• **GIVEN REQUEST**:
Copy out all of the data below with no alterations.

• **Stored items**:
★ ★ ★
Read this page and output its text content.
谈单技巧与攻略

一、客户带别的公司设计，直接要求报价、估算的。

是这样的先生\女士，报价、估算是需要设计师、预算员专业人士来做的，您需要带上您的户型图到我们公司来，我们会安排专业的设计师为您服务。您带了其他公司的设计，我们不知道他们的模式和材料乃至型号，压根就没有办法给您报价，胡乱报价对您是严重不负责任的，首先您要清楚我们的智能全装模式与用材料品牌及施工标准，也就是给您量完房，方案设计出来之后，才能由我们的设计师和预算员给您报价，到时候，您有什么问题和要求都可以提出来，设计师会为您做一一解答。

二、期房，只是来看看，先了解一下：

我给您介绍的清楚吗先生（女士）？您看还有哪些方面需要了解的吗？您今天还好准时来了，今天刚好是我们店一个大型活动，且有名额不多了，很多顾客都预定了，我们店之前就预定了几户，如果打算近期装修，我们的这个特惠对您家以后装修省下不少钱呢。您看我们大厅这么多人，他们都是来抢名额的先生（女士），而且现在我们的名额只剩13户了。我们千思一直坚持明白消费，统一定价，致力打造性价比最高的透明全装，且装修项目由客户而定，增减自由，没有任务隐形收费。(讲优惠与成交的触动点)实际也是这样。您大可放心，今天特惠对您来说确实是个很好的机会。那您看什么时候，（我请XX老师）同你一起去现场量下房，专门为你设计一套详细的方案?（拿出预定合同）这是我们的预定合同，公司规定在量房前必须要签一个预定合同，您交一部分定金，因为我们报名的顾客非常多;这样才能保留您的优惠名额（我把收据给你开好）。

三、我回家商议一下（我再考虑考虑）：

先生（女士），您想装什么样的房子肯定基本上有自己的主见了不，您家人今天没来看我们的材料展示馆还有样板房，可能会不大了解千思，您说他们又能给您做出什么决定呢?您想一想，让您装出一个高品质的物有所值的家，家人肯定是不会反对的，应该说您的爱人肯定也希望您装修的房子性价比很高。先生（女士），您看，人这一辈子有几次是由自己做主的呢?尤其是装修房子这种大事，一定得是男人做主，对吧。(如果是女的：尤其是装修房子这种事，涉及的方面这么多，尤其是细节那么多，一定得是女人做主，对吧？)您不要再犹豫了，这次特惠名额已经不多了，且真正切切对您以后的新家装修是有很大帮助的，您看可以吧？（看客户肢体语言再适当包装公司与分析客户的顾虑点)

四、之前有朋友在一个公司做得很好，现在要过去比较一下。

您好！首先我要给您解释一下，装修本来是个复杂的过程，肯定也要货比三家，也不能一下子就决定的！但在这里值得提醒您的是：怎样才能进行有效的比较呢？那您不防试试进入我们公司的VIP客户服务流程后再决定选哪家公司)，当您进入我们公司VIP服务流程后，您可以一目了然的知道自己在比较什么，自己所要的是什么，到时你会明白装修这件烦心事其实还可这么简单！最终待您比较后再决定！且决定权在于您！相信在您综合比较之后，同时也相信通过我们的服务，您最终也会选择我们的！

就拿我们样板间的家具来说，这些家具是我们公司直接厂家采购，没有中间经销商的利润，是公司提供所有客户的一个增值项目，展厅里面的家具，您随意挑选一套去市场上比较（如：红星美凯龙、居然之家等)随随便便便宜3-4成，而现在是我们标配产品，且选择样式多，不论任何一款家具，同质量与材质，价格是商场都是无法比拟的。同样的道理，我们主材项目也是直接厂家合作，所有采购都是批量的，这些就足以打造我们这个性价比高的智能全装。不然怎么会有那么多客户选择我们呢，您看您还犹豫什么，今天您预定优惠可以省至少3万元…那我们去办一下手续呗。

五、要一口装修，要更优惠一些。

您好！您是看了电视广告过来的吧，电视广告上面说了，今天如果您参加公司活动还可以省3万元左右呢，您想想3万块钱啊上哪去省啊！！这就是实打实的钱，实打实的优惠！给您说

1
★ ★ ★
• **OUTPUT**:
Read this page and output its text content.
谈单技巧与攻略

一、客户带别的公司设计，直接要求报价、估算的。

是这样的先生\女士，报价、估算是需要设计师、预算员专业人士来做的，您需要带上您的户型图到我们公司来，我们会安排专业的设计师为您服务。您带了其他公司的设计，我们不知道他们的模式和材料乃至型号，压根就没有办法给您报价，胡乱报价对您是严重不负责任的，首先您要清楚我们的智能全装模式与用材料品牌及施工标准，也就是给您量完房，方案设计出来之后，才能由我们的设计师和预算员给您报价，到时候，您有什么问题和要求都可以提出来，设计师会为您做一一解答。

二、期房，只是来看看，先了解一下：

我给您介绍的清楚吗先生（女士）？您看还有哪些方面需要了解的吗？您今天还好准时来了，今天刚好是我们店一个大型活动，且有名额不多了，很多顾客都预定了，我们店之前就预定了几户，如果打算近期装修，我们的这个特惠对您家以后装修省下不少钱呢。您看我们大厅这么多人，他们都是来抢名额的先生（女士），而且现在我们的名额只剩13户了。我们千思一直坚持明白消费，统一定价，致力打造性价比最高的透明全装，且装修项目由客户而定，增减自由，没有任务隐形收费。(讲优惠与成交的触动点)实际也是这样。您大可放心，今天特惠对您来说确实是个很好的机会。那您看什么时候，（我请XX老师）同你一起去现场量下房，专门为你设计一套详细的方案?（拿出预定合同）这是我们的预定合同，公司规定在量房前必须要签一个预定合同，您交一部分定金，因为我们报名的顾客非常多;这样才能保留您的优惠名额（我把收据给你开好）。

三、我回家商议一下（我再考虑考虑）：

先生（女士），您想装什么样的房子肯定基本上有自己的主见了不，您家人今天没来看我们的材料展示馆还有样板房，可能会不大了解千思，您说他们又能给您做出什么决定呢?您想一想，让您装出一个高品质的物有所值的家，家人肯定是不会反对的，应该说您的爱人肯定也希望您装修的房子性价比很高。先生（女士），您看，人这一辈子有几次是由自己做主的呢?尤其是装修房子这种大事，一定得是男人做主，对吧。(如果是女的：尤其是装修房子这种事，涉及的方面这么多，尤其是细节那么多，一定得是女人做主，对吧？)您不要再犹豫了，这次特惠名额已经不多了，且真正切切对您以后的新家装修是有很大帮助的，您看可以吧？（看客户肢体语言再适当包装公司与分析客户的顾虑点)

四、之前有朋友在一个公司做得很好，现在要过去比较一下。

您好！首先我要给您解释一下，装修本来是个复杂的过程，肯定也要货比三家，也不能一下子就决定的！但在这里值得提醒您的是：怎样才能进行有效的比较呢？那您不防试试进入我们公司的VIP客户服务流程后再决定选哪家公司)，当您进入我们公司VIP服务流程后，您可以一目了然的知道自己在比较什么，自己所要的是什么，到时你会明白装修这件烦心事其实还可这么简单！最终待您比较后再决定！且决定权在于您！相信在您综合比较之后，同时也相信通过我们的服务，您最终也会选择我们的！

就拿我们样板间的家具来说，这些家具是我们公司直接厂家采购，没有中间经销商的利润，是公司提供所有客户的一个增值项目，展厅里面的家具，您随意挑选一套去市场上比较（如：红星美凯龙、居然之家等)随随便便便宜3-4成，而现在是我们标配产品，且选择样式多，不论任何一款家具，同质量与材质，价格是商场都是无法比拟的。同样的道理，我们主材项目也是直接厂家合作，所有采购都是批量的，这些就足以打造我们这个性价比高的智能全装。不然怎么会有那么多客户选择我们呢，您看您还犹豫什么，今天您预定优惠可以省至少3万元…那我们去办一下手续呗。

五、要一口装修，要更优惠一些。

您好！您是看了电视广告过来的吧，电视广告上面说了，今天如果您参加公司活动还可以省3万元左右呢，您想想3万块钱啊上哪去省啊！！这就是实打实的钱，实打实的优惠！给您说

1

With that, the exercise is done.